[Given records]:
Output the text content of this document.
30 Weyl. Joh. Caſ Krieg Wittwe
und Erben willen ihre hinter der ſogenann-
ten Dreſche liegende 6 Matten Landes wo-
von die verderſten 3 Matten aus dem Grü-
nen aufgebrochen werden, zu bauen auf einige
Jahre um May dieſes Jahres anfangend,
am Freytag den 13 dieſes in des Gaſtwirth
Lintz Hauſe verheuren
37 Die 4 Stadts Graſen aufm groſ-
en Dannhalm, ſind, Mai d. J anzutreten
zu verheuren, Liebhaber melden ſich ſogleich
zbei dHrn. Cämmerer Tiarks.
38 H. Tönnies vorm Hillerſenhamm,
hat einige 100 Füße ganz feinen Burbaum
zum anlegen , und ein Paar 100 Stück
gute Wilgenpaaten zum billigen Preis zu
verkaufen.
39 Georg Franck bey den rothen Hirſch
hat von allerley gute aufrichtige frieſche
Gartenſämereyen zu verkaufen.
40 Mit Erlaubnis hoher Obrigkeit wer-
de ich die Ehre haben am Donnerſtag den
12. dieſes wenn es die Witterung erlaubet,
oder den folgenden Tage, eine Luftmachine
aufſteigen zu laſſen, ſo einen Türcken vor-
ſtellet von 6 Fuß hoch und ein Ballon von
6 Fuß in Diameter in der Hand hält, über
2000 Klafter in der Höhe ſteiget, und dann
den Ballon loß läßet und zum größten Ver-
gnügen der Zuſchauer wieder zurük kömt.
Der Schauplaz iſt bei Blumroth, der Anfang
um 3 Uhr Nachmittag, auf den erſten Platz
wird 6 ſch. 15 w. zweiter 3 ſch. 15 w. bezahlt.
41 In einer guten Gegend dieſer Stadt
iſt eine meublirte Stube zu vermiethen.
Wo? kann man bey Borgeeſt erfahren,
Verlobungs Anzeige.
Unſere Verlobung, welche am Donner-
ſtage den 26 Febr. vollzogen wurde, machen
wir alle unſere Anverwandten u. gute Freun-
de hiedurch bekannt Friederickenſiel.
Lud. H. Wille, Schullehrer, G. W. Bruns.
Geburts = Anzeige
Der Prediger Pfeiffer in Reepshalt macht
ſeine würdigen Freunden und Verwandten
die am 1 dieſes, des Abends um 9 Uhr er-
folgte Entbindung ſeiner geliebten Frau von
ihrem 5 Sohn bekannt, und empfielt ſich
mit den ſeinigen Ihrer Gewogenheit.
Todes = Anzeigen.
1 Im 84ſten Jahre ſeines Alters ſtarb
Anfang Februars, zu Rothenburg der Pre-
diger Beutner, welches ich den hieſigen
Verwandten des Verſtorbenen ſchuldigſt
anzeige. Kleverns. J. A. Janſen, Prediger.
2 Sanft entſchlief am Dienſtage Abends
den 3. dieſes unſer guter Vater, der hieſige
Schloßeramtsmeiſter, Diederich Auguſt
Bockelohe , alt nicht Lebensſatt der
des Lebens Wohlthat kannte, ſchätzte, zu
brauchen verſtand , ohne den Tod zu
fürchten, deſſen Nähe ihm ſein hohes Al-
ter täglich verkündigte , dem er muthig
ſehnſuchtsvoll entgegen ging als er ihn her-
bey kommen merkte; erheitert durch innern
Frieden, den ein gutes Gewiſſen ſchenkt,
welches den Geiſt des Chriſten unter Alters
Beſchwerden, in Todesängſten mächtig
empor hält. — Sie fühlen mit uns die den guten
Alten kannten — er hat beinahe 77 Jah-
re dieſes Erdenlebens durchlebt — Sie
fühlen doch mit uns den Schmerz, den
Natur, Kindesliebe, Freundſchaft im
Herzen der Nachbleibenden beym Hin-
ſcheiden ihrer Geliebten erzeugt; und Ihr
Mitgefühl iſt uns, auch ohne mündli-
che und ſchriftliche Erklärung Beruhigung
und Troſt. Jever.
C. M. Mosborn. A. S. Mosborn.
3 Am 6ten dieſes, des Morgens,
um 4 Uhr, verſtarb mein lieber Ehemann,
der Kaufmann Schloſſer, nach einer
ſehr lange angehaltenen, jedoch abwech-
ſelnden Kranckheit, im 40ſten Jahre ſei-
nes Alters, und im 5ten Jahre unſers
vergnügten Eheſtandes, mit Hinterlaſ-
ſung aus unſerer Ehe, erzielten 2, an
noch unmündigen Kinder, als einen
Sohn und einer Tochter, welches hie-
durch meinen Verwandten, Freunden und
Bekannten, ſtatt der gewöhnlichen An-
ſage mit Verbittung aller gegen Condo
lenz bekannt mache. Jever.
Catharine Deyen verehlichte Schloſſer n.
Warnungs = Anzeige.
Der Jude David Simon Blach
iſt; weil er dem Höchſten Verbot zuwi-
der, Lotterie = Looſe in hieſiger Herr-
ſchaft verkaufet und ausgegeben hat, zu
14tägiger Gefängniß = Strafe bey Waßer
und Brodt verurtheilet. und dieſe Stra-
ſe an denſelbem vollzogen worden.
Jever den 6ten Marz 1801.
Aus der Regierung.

[Exercise details]: From the records above, extract every line exactly as it stands.

[Finished exercise]:
Output the text content of this document.
30 Weyl. Joh. Caſ Krieg Wittwe
und Erben willen ihre hinter der ſogenann-
ten Dreſche liegende 6 Matten Landes wo-
von die verderſten 3 Matten aus dem Grü-
nen aufgebrochen werden, zu bauen auf einige
Jahre um May dieſes Jahres anfangend,
am Freytag den 13 dieſes in des Gaſtwirth
Lintz Hauſe verheuren
37 Die 4 Stadts Graſen aufm groſ-
en Dannhalm, ſind, Mai d. J anzutreten
zu verheuren, Liebhaber melden ſich ſogleich
zbei dHrn. Cämmerer Tiarks.
38 H. Tönnies vorm Hillerſenhamm,
hat einige 100 Füße ganz feinen Burbaum
zum anlegen , und ein Paar 100 Stück
gute Wilgenpaaten zum billigen Preis zu
verkaufen.
39 Georg Franck bey den rothen Hirſch
hat von allerley gute aufrichtige frieſche
Gartenſämereyen zu verkaufen.
40 Mit Erlaubnis hoher Obrigkeit wer-
de ich die Ehre haben am Donnerſtag den
12. dieſes wenn es die Witterung erlaubet,
oder den folgenden Tage, eine Luftmachine
aufſteigen zu laſſen, ſo einen Türcken vor-
ſtellet von 6 Fuß hoch und ein Ballon von
6 Fuß in Diameter in der Hand hält, über
2000 Klafter in der Höhe ſteiget, und dann
den Ballon loß läßet und zum größten Ver-
gnügen der Zuſchauer wieder zurük kömt.
Der Schauplaz iſt bei Blumroth, der Anfang
um 3 Uhr Nachmittag, auf den erſten Platz
wird 6 ſch. 15 w. zweiter 3 ſch. 15 w. bezahlt.
41 In einer guten Gegend dieſer Stadt
iſt eine meublirte Stube zu vermiethen.
Wo? kann man bey Borgeeſt erfahren,
Verlobungs Anzeige.
Unſere Verlobung, welche am Donner-
ſtage den 26 Febr. vollzogen wurde, machen
wir alle unſere Anverwandten u. gute Freun-
de hiedurch bekannt Friederickenſiel.
Lud. H. Wille, Schullehrer, G. W. Bruns.
Geburts = Anzeige
Der Prediger Pfeiffer in Reepshalt macht
ſeine würdigen Freunden und Verwandten
die am 1 dieſes, des Abends um 9 Uhr er-
folgte Entbindung ſeiner geliebten Frau von
ihrem 5 Sohn bekannt, und empfielt ſich
mit den ſeinigen Ihrer Gewogenheit.
Todes = Anzeigen.
1 Im 84ſten Jahre ſeines Alters ſtarb
Anfang Februars, zu Rothenburg der Pre-
diger Beutner, welches ich den hieſigen
Verwandten des Verſtorbenen ſchuldigſt
anzeige. Kleverns. J. A. Janſen, Prediger.
2 Sanft entſchlief am Dienſtage Abends
den 3. dieſes unſer guter Vater, der hieſige
Schloßeramtsmeiſter, Diederich Auguſt
Bockelohe , alt nicht Lebensſatt der
des Lebens Wohlthat kannte, ſchätzte, zu
brauchen verſtand , ohne den Tod zu
fürchten, deſſen Nähe ihm ſein hohes Al-
ter täglich verkündigte , dem er muthig
ſehnſuchtsvoll entgegen ging als er ihn her-
bey kommen merkte; erheitert durch innern
Frieden, den ein gutes Gewiſſen ſchenkt,
welches den Geiſt des Chriſten unter Alters
Beſchwerden, in Todesängſten mächtig
empor hält. — Sie fühlen mit uns die den guten
Alten kannten — er hat beinahe 77 Jah-
re dieſes Erdenlebens durchlebt — Sie
fühlen doch mit uns den Schmerz, den
Natur, Kindesliebe, Freundſchaft im
Herzen der Nachbleibenden beym Hin-
ſcheiden ihrer Geliebten erzeugt; und Ihr
Mitgefühl iſt uns, auch ohne mündli-
che und ſchriftliche Erklärung Beruhigung
und Troſt. Jever.
C. M. Mosborn. A. S. Mosborn.
3 Am 6ten dieſes, des Morgens,
um 4 Uhr, verſtarb mein lieber Ehemann,
der Kaufmann Schloſſer, nach einer
ſehr lange angehaltenen, jedoch abwech-
ſelnden Kranckheit, im 40ſten Jahre ſei-
nes Alters, und im 5ten Jahre unſers
vergnügten Eheſtandes, mit Hinterlaſ-
ſung aus unſerer Ehe, erzielten 2, an
noch unmündigen Kinder, als einen
Sohn und einer Tochter, welches hie-
durch meinen Verwandten, Freunden und
Bekannten, ſtatt der gewöhnlichen An-
ſage mit Verbittung aller gegen Condo
lenz bekannt mache. Jever.
Catharine Deyen verehlichte Schloſſer n.
Warnungs = Anzeige.
Der Jude David Simon Blach
iſt; weil er dem Höchſten Verbot zuwi-
der, Lotterie = Looſe in hieſiger Herr-
ſchaft verkaufet und ausgegeben hat, zu
14tägiger Gefängniß = Strafe bey Waßer
und Brodt verurtheilet. und dieſe Stra-
ſe an denſelbem vollzogen worden.
Jever den 6ten Marz 1801.
Aus der Regierung.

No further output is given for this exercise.